[Dataset rows about figures]
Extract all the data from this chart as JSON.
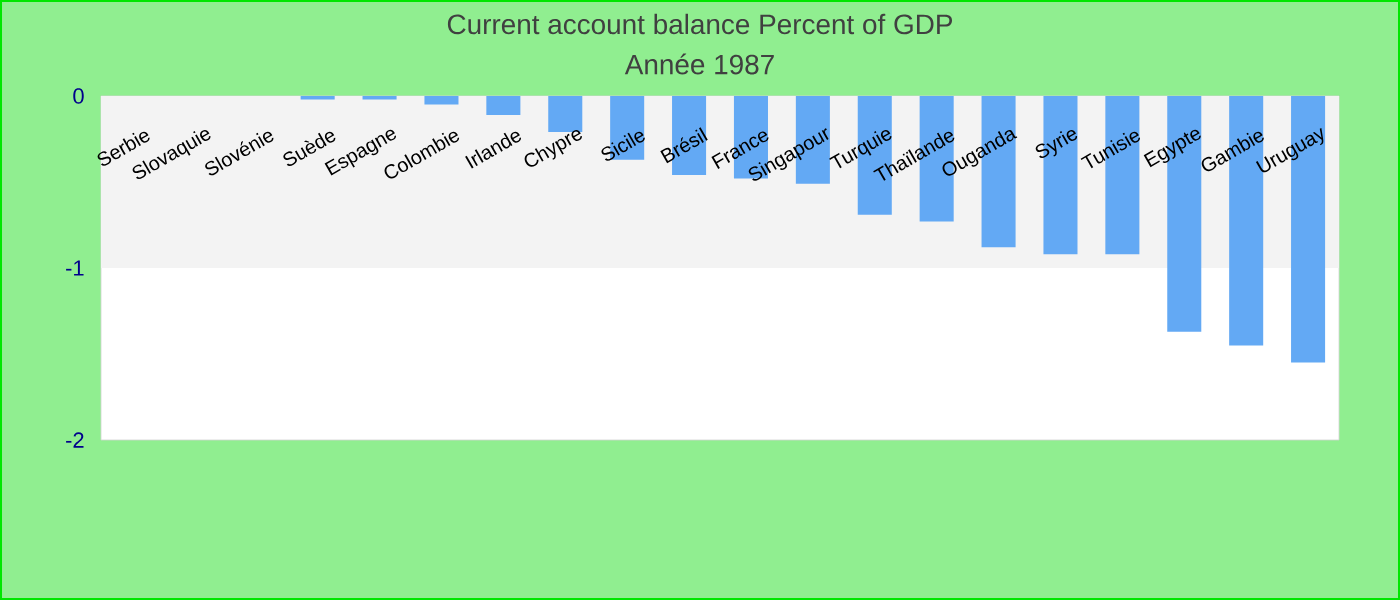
{
  "chart_data": {
    "type": "bar",
    "title": "Current account balance  Percent of GDP",
    "subtitle": "Année 1987",
    "categories": [
      "Serbie",
      "Slovaquie",
      "Slovénie",
      "Suède",
      "Espagne",
      "Colombie",
      "Irlande",
      "Chypre",
      "Sicile",
      "Brésil",
      "France",
      "Singapour",
      "Turquie",
      "Thaïlande",
      "Ouganda",
      "Syrie",
      "Tunisie",
      "Egypte",
      "Gambie",
      "Uruguay"
    ],
    "values": [
      0,
      0,
      0,
      -0.02,
      -0.02,
      -0.05,
      -0.11,
      -0.21,
      -0.37,
      -0.46,
      -0.48,
      -0.51,
      -0.69,
      -0.73,
      -0.88,
      -0.92,
      -0.92,
      -1.37,
      -1.45,
      -1.55
    ],
    "color": "#63a9f4",
    "ylim": [
      -2,
      0
    ],
    "yticks": [
      -2,
      -1,
      0
    ],
    "grid": false,
    "bands": [
      {
        "axis": "y",
        "from": -1,
        "to": 0,
        "color": "#f3f3f3"
      }
    ]
  }
}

## WORK TO DO
Images do not belong in the copy; reproduce all other parts of the records above verbatim.

## TASK ANSWER
Extract all the data from this chart as JSON.
{
  "chart_data": {
    "type": "bar",
    "title": "Current account balance  Percent of GDP",
    "subtitle": "Année 1987",
    "categories": [
      "Serbie",
      "Slovaquie",
      "Slovénie",
      "Suède",
      "Espagne",
      "Colombie",
      "Irlande",
      "Chypre",
      "Sicile",
      "Brésil",
      "France",
      "Singapour",
      "Turquie",
      "Thaïlande",
      "Ouganda",
      "Syrie",
      "Tunisie",
      "Egypte",
      "Gambie",
      "Uruguay"
    ],
    "values": [
      0,
      0,
      0,
      -0.02,
      -0.02,
      -0.05,
      -0.11,
      -0.21,
      -0.37,
      -0.46,
      -0.48,
      -0.51,
      -0.69,
      -0.73,
      -0.88,
      -0.92,
      -0.92,
      -1.37,
      -1.45,
      -1.55
    ],
    "color": "#63a9f4",
    "ylim": [
      -2,
      0
    ],
    "yticks": [
      -2,
      -1,
      0
    ],
    "grid": false,
    "bands": [
      {
        "axis": "y",
        "from": -1,
        "to": 0,
        "color": "#f3f3f3"
      }
    ]
  }
}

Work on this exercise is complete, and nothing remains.